Task: Find the word "label" in the material below and gather every line that contains it.

Extracted material:
• • •

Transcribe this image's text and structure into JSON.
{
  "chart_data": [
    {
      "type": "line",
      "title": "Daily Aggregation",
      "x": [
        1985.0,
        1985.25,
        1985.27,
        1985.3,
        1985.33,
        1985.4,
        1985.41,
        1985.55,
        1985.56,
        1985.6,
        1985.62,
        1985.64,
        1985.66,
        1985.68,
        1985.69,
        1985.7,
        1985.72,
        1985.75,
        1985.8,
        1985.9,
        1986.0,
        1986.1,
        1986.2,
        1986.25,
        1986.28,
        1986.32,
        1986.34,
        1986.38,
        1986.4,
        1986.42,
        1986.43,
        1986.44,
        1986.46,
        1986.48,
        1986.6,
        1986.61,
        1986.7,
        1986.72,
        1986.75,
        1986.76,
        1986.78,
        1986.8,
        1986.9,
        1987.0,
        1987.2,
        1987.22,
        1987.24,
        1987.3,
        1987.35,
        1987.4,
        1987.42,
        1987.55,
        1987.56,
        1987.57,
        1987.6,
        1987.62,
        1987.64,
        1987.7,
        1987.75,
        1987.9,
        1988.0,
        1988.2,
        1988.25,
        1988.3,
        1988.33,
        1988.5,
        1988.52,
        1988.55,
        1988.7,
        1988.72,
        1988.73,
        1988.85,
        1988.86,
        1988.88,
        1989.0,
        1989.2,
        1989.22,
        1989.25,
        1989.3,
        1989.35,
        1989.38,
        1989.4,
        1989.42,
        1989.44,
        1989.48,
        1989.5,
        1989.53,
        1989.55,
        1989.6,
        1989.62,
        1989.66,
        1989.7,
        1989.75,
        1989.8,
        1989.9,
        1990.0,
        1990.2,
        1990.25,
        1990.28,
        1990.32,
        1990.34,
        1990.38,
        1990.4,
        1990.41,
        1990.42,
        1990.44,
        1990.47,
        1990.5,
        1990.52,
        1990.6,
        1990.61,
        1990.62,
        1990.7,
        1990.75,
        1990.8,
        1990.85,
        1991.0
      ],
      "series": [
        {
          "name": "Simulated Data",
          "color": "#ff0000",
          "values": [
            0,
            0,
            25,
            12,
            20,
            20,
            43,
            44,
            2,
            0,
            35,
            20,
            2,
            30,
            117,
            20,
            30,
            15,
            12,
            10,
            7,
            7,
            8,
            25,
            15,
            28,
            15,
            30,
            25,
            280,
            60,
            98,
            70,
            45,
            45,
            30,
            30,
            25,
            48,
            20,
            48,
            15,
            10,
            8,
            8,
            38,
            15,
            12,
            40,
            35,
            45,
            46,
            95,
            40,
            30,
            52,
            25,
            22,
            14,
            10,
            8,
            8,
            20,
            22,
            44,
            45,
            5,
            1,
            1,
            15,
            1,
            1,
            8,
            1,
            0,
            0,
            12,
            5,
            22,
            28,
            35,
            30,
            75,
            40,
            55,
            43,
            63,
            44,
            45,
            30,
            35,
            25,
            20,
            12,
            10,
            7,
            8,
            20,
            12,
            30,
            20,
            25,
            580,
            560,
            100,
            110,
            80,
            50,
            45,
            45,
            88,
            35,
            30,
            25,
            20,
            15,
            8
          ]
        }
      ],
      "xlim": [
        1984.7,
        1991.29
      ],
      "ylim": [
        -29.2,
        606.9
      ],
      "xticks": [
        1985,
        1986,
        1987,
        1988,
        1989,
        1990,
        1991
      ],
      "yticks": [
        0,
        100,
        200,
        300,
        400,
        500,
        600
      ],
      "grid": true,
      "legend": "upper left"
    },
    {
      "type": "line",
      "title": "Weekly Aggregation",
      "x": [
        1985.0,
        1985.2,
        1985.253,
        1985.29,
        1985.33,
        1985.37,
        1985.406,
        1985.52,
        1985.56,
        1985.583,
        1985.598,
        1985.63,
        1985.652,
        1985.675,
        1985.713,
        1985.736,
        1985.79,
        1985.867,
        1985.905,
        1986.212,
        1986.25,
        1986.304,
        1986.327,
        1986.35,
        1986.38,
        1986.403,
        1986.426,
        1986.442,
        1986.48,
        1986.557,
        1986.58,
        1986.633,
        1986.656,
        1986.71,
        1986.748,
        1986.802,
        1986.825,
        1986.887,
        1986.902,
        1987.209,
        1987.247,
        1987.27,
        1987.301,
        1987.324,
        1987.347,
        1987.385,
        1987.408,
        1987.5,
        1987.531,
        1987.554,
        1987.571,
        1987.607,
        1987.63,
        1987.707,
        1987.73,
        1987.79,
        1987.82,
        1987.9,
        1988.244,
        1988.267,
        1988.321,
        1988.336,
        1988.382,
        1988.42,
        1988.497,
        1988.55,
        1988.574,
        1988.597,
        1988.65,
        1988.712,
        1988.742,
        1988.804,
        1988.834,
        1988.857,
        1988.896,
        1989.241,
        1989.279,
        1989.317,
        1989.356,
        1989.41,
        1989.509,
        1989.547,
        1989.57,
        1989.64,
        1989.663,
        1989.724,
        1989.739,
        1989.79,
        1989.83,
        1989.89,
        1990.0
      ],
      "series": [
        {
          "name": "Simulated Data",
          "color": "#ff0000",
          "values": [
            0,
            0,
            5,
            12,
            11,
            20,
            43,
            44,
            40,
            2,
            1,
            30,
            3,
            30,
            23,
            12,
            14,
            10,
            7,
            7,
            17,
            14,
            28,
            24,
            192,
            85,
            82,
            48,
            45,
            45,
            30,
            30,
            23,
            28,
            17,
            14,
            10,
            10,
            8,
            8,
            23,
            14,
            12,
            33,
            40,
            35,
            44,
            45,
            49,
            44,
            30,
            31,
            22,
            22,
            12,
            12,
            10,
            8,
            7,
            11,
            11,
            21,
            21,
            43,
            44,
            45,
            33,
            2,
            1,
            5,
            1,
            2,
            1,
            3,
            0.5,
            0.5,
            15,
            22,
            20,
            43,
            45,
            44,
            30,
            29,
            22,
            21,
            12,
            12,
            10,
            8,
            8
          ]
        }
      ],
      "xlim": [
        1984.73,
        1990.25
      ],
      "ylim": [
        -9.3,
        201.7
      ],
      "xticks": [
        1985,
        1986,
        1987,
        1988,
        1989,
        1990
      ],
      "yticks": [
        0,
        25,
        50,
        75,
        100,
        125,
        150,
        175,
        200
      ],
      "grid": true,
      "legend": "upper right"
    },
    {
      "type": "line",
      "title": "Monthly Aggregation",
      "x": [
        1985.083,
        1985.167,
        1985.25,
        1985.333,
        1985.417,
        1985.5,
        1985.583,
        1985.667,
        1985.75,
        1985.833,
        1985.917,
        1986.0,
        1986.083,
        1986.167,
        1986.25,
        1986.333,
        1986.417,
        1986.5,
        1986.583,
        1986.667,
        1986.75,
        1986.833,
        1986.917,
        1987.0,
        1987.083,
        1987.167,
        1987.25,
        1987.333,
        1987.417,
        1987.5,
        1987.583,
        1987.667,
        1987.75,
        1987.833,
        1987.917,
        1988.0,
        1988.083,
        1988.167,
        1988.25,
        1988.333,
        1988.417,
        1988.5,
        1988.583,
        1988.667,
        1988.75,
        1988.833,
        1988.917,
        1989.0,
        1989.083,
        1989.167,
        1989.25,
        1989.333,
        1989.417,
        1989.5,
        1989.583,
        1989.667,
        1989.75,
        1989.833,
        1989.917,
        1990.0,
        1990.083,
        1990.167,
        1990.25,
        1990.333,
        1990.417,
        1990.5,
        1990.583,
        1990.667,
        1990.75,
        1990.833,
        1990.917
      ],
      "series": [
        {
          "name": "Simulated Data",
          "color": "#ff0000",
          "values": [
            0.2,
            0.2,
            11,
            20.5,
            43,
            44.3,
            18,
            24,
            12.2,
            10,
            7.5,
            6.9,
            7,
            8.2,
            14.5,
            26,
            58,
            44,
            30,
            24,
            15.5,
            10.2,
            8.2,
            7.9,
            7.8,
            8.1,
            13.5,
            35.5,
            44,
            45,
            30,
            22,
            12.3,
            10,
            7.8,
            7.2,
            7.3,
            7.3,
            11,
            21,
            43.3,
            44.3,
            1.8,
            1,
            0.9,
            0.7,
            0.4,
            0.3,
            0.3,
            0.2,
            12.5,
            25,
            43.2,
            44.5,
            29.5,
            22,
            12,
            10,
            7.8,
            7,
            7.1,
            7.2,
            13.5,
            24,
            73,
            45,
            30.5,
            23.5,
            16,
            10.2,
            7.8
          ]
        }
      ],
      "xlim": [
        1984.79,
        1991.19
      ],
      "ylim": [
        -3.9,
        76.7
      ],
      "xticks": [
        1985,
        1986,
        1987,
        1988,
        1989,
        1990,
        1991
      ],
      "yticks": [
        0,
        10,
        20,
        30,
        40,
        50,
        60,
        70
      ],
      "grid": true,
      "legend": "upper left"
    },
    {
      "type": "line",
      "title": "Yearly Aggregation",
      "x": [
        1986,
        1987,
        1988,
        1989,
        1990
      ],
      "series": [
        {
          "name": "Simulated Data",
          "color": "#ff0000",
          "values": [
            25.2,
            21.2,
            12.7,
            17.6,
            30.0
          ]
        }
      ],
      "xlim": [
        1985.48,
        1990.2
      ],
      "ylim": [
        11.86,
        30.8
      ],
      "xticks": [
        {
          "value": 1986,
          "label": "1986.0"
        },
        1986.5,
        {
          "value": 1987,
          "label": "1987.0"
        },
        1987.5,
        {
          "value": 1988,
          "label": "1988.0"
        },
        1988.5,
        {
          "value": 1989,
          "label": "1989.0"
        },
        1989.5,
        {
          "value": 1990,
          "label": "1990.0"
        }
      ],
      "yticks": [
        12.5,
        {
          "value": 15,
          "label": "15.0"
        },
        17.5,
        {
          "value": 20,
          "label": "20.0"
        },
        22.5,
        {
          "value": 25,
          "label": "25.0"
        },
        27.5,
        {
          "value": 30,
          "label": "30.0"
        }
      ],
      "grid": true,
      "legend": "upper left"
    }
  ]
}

• • •

Response to the exercise:
          "label": "1986.0"
          "label": "1987.0"
          "label": "1988.0"
          "label": "1989.0"
          "label": "1990.0"
          "label": "15.0"
          "label": "20.0"
          "label": "25.0"
          "label": "30.0"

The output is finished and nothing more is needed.